▶ **Objective**
Copy, from the entries below, each line where the word "ones" can be found.

┌─ Provided information

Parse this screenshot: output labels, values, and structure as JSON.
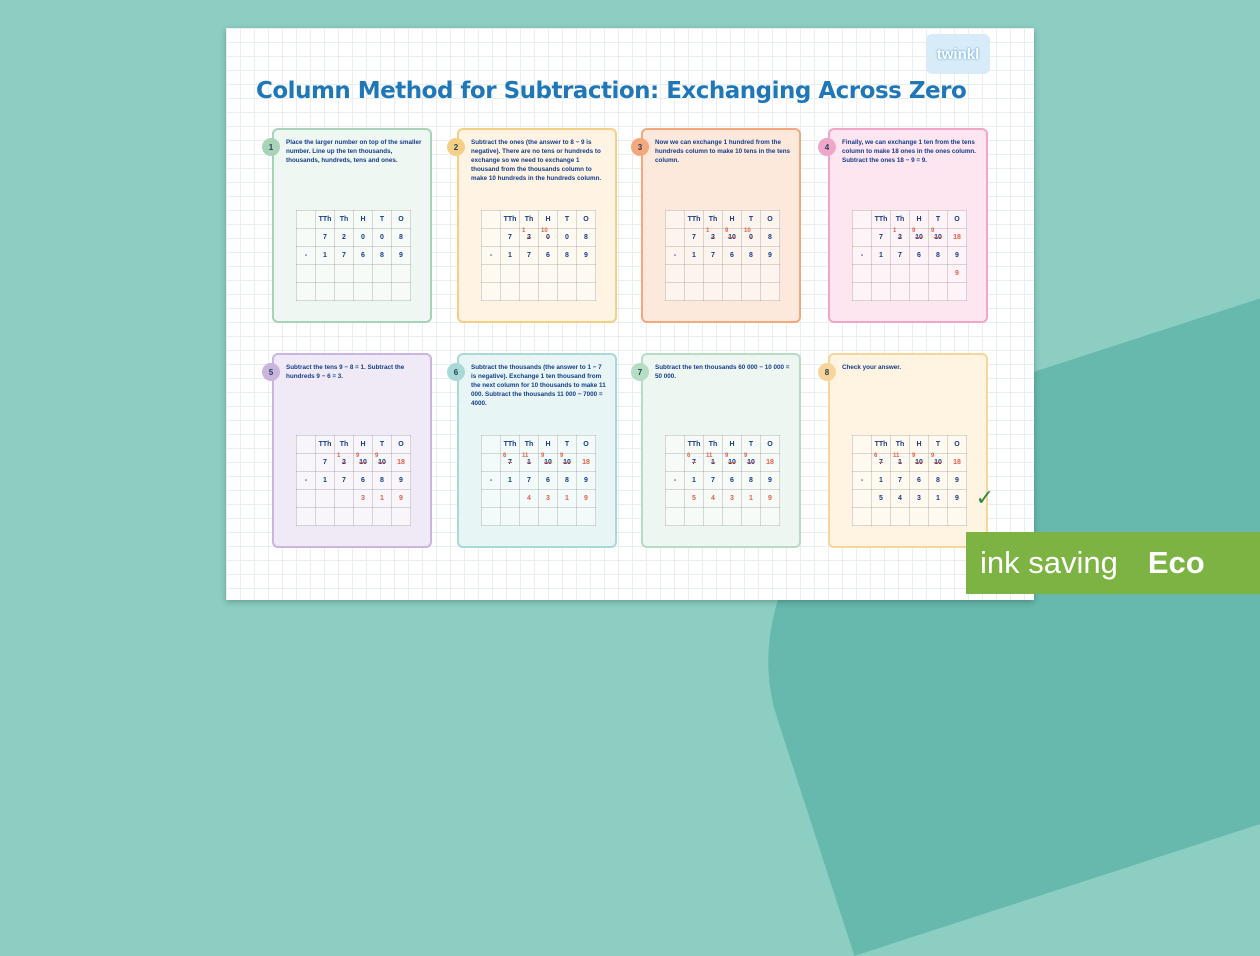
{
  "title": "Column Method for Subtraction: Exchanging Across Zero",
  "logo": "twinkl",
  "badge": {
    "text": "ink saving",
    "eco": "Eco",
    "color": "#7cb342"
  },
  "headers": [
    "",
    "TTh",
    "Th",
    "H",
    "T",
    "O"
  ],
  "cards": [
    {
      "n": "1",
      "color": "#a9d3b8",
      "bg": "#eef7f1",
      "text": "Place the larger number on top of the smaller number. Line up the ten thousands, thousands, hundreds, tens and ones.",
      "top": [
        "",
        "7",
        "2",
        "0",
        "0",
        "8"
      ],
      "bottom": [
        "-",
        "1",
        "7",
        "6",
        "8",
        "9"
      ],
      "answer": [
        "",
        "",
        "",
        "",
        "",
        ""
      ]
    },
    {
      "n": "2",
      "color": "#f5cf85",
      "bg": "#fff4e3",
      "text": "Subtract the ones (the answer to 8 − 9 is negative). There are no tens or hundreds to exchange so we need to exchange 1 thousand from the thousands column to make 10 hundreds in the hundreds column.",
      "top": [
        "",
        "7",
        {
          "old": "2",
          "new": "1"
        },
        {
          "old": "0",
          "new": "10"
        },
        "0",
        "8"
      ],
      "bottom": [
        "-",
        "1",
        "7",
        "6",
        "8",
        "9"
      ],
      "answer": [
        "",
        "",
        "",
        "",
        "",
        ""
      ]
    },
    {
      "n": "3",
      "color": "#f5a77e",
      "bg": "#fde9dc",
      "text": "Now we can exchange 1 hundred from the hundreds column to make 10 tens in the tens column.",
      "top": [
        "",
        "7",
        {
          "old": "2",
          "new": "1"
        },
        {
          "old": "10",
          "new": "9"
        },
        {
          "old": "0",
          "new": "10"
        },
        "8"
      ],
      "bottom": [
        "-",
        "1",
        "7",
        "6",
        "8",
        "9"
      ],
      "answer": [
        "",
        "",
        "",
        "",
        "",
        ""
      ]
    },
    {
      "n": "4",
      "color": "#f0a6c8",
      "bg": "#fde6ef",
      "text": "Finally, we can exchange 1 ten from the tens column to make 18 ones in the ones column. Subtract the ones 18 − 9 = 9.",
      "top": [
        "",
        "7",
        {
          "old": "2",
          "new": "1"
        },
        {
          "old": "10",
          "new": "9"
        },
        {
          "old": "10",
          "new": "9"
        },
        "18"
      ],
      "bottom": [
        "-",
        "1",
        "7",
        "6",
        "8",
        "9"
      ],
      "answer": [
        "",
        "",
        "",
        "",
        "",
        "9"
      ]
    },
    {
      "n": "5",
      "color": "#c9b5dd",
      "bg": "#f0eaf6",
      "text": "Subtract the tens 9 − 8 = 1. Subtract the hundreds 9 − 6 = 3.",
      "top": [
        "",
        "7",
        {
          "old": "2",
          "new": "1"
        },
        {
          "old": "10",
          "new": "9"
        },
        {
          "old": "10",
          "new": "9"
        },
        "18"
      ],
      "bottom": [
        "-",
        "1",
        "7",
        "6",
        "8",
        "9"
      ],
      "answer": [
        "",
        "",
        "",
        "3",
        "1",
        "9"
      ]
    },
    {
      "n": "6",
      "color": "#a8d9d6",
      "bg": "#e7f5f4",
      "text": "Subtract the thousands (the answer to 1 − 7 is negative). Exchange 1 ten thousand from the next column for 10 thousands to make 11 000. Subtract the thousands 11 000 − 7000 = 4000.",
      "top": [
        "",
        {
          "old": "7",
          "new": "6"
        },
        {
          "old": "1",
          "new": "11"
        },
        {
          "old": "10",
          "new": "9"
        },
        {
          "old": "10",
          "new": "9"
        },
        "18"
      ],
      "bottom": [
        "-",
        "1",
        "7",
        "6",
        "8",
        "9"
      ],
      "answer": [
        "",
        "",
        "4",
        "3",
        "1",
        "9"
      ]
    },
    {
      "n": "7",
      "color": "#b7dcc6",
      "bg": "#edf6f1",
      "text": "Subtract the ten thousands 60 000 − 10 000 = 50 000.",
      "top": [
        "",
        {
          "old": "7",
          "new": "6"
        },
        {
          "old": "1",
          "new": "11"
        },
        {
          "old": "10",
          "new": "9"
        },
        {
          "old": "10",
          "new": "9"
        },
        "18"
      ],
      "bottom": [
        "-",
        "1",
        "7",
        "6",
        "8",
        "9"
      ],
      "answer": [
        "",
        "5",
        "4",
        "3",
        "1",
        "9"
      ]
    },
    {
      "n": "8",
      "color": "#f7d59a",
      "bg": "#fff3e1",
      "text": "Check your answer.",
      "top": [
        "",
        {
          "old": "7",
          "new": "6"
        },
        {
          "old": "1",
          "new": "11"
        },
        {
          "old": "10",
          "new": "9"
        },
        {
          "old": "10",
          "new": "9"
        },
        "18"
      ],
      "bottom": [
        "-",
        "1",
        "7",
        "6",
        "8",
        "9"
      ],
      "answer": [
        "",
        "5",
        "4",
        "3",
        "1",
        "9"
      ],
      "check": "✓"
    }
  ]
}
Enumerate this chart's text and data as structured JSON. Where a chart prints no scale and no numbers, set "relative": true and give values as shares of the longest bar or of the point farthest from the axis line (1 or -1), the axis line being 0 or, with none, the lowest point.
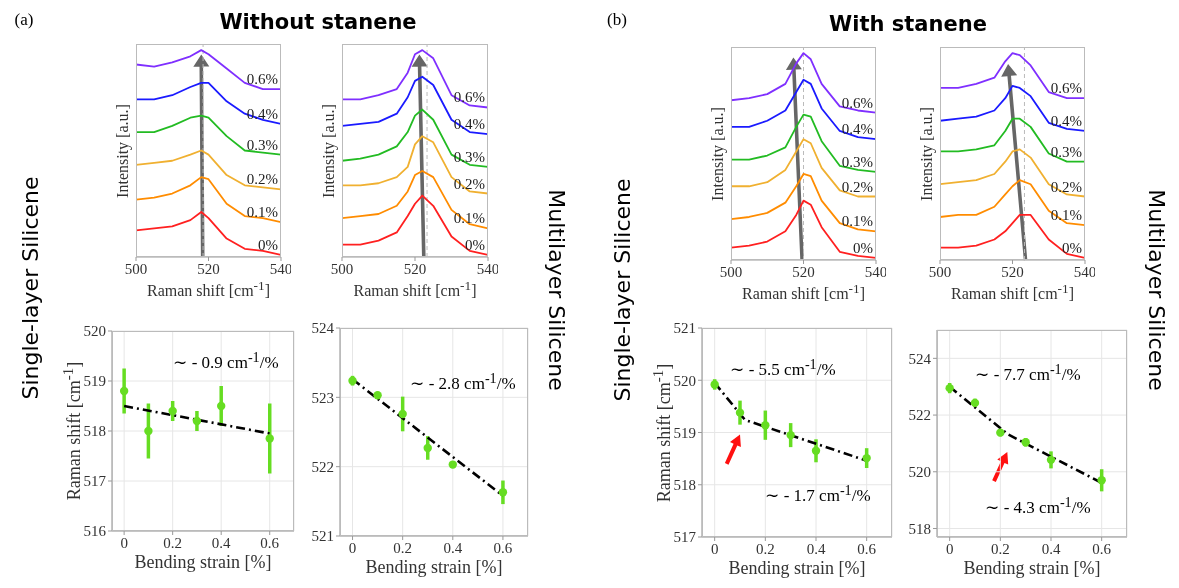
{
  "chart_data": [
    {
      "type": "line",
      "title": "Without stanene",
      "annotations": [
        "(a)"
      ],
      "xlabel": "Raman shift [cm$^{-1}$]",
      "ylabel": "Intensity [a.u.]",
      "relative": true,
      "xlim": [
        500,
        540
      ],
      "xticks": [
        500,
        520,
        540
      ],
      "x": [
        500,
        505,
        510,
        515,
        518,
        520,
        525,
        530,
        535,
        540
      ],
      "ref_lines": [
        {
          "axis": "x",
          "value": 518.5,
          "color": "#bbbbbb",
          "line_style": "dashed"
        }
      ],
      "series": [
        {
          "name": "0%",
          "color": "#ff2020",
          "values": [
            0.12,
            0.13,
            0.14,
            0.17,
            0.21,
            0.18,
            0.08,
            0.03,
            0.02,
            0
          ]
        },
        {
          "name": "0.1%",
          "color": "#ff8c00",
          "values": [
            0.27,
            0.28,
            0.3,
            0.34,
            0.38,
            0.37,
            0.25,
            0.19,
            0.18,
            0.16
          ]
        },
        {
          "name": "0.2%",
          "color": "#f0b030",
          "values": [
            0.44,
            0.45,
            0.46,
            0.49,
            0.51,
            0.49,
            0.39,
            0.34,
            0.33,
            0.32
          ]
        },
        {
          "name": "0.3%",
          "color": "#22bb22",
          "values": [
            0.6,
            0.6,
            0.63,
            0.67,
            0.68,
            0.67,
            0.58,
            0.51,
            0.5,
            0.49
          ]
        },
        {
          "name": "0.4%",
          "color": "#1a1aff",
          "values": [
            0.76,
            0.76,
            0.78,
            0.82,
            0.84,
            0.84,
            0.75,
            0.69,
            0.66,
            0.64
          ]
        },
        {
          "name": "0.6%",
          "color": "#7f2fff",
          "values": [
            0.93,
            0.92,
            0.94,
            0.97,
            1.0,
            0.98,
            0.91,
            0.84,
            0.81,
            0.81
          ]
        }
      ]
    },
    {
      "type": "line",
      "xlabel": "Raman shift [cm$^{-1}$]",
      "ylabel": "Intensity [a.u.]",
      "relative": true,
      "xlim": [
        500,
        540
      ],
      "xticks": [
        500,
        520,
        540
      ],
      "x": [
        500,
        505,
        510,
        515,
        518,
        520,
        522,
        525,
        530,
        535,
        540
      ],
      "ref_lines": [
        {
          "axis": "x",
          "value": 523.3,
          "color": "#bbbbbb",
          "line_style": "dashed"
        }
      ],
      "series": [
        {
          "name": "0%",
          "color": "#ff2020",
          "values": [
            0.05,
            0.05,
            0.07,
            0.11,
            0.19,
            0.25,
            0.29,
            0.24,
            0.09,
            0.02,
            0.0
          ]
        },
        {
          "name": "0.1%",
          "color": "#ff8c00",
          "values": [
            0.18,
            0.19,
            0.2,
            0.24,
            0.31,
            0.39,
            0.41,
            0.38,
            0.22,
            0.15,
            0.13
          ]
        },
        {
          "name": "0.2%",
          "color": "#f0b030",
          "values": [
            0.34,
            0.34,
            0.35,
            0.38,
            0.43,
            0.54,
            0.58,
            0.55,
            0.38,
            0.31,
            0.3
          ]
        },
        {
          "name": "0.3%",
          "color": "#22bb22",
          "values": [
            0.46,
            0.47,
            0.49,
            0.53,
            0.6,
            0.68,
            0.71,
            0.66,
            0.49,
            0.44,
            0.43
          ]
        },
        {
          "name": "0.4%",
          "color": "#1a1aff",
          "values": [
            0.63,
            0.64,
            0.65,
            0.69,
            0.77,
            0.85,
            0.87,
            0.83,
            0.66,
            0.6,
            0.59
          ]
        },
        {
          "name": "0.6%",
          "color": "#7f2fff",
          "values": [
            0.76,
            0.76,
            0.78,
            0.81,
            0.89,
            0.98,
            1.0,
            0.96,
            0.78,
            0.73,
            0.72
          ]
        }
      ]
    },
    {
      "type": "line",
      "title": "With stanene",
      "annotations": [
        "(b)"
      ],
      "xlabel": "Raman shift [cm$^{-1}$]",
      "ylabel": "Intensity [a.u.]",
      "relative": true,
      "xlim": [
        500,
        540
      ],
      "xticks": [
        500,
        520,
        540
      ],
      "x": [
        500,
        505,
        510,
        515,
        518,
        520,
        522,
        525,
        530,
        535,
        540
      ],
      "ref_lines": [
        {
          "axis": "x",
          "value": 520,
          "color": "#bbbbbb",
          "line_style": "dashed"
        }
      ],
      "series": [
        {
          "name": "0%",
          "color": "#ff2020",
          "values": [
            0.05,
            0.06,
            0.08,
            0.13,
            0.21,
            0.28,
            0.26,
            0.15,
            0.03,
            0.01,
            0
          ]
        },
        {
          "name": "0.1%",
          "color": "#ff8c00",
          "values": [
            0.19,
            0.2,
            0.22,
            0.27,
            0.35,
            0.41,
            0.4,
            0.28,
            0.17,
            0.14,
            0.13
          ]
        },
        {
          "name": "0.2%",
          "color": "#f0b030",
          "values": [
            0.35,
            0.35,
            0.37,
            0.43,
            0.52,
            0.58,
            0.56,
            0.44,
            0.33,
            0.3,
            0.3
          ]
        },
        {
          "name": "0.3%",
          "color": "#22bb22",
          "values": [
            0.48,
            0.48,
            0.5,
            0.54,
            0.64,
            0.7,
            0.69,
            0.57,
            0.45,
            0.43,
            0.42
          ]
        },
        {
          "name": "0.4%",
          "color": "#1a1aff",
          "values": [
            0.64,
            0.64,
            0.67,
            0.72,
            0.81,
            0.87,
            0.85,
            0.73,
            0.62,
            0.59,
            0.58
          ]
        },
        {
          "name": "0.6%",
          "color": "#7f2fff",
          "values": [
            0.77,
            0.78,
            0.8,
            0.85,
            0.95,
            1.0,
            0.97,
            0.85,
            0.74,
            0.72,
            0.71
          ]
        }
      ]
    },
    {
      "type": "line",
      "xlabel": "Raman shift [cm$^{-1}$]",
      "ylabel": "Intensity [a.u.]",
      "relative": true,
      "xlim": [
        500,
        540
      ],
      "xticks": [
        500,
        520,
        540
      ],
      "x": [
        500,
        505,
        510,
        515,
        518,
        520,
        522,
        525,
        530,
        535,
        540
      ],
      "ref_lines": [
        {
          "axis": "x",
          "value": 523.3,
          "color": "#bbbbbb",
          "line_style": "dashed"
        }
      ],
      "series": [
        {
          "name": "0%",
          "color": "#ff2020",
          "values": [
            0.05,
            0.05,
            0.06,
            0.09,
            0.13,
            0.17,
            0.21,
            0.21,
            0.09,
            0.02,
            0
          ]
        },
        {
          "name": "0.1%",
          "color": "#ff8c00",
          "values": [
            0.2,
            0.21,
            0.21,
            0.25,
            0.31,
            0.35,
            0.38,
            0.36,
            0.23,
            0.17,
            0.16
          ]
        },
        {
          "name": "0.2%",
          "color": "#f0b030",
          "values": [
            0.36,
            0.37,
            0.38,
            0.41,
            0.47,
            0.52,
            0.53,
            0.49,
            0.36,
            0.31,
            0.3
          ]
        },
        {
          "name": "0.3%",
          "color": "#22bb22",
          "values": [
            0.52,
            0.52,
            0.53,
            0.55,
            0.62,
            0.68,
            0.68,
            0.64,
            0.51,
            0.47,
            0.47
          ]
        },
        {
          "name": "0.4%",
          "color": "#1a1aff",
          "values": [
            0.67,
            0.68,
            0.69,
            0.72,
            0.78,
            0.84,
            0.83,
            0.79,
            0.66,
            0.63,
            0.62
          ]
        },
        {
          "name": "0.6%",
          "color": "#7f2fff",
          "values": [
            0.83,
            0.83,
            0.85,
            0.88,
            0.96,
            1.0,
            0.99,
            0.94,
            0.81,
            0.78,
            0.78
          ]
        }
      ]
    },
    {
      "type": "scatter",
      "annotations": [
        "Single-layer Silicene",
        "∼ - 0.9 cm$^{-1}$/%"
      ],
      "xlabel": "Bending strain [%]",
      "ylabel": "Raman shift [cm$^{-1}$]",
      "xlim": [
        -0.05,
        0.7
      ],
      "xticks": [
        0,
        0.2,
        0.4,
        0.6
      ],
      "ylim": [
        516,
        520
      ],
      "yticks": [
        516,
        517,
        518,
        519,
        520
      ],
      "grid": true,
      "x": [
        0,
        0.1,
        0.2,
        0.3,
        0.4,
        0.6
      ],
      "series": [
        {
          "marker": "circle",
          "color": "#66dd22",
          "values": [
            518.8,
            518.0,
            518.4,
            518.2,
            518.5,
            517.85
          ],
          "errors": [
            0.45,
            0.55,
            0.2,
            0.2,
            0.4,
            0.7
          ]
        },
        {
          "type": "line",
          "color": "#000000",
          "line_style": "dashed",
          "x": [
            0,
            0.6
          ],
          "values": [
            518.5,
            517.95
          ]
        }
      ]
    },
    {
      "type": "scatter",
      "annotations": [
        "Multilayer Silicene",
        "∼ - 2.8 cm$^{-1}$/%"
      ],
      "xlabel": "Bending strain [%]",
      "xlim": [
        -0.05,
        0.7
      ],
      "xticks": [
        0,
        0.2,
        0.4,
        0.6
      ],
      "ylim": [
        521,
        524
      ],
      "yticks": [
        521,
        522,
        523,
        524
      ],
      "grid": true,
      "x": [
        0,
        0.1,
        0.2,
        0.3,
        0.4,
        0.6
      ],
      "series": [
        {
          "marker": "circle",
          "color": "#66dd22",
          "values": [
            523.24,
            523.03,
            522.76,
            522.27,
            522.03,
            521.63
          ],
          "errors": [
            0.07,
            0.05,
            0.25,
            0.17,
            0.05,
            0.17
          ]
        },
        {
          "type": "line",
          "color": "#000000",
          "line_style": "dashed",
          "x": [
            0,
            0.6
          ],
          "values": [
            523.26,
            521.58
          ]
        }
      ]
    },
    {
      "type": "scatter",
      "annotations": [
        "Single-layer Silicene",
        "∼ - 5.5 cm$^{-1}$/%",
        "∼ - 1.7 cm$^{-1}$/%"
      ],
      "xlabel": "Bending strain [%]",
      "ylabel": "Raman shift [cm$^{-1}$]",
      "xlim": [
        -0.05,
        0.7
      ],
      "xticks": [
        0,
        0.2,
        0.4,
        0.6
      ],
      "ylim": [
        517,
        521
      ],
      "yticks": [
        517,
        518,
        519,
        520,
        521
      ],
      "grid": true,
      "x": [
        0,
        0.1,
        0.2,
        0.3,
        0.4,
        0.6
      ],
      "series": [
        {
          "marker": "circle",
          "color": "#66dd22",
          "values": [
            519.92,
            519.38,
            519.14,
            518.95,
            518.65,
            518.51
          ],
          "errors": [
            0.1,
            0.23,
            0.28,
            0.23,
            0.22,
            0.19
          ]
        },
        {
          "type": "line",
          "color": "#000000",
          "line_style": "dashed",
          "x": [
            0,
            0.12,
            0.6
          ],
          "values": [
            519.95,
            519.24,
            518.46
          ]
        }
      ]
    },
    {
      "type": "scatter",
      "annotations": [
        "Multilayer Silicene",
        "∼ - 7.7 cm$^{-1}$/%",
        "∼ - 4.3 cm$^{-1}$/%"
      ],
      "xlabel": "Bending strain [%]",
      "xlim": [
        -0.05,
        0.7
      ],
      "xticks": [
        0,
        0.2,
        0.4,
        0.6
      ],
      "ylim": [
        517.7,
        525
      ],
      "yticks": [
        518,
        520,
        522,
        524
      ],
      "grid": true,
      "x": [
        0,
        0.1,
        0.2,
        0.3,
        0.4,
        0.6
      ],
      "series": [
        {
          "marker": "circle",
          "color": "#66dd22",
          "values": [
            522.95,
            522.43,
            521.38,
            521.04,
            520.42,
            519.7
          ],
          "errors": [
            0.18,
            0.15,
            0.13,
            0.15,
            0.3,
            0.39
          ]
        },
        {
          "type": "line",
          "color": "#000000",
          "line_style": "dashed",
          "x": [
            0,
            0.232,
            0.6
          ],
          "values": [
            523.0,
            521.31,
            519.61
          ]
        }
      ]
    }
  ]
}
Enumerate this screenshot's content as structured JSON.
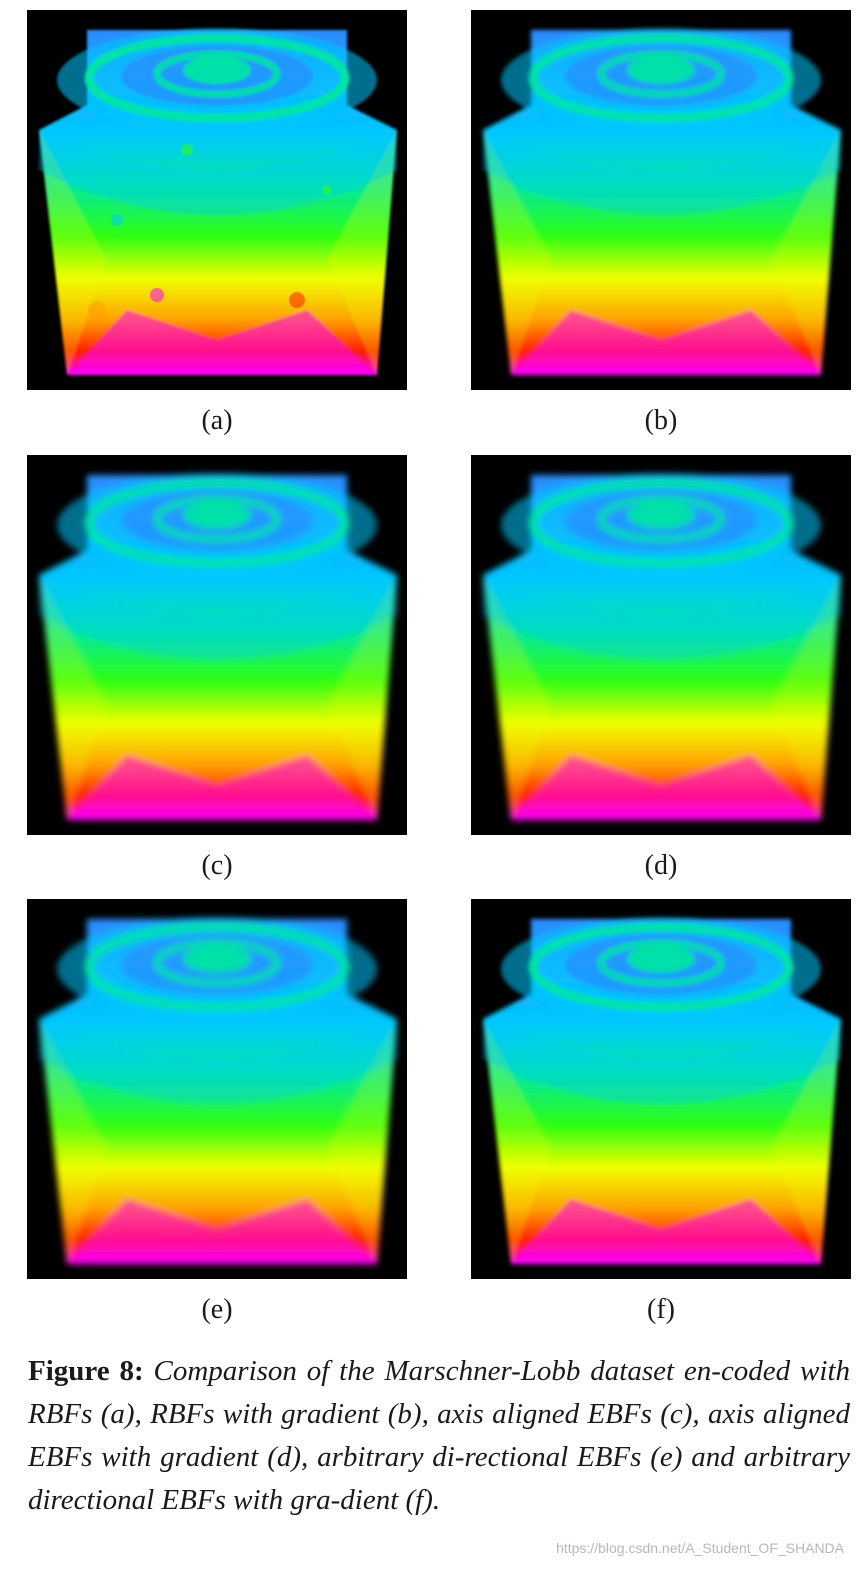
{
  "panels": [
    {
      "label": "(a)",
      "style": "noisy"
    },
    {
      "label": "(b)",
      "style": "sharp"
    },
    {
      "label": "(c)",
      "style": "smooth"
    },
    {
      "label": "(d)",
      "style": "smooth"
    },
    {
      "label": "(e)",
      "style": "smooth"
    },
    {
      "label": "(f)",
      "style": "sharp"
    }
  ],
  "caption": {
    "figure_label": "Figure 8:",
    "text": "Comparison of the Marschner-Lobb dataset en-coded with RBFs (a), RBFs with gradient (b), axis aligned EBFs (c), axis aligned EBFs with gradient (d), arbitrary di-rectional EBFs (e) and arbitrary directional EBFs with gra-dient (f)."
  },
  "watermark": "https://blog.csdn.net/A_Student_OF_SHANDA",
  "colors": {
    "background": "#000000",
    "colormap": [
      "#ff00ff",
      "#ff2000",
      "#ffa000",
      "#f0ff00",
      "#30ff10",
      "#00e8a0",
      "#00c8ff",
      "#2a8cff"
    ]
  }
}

└─

▶ **Worked answer**
      "text": "Place the larger number on top of the smaller number. Line up the ten thousands, thousands, hundreds, tens and ones.",
      "text": "Subtract the ones (the answer to 8 − 9 is negative). There are no tens or hundreds to exchange so we need to exchange 1 thousand from the thousands column to make 10 hundreds in the hundreds column.",
      "text": "Finally, we can exchange 1 ten from the tens column to make 18 ones in the ones column. Subtract the ones 18 − 9 = 9.",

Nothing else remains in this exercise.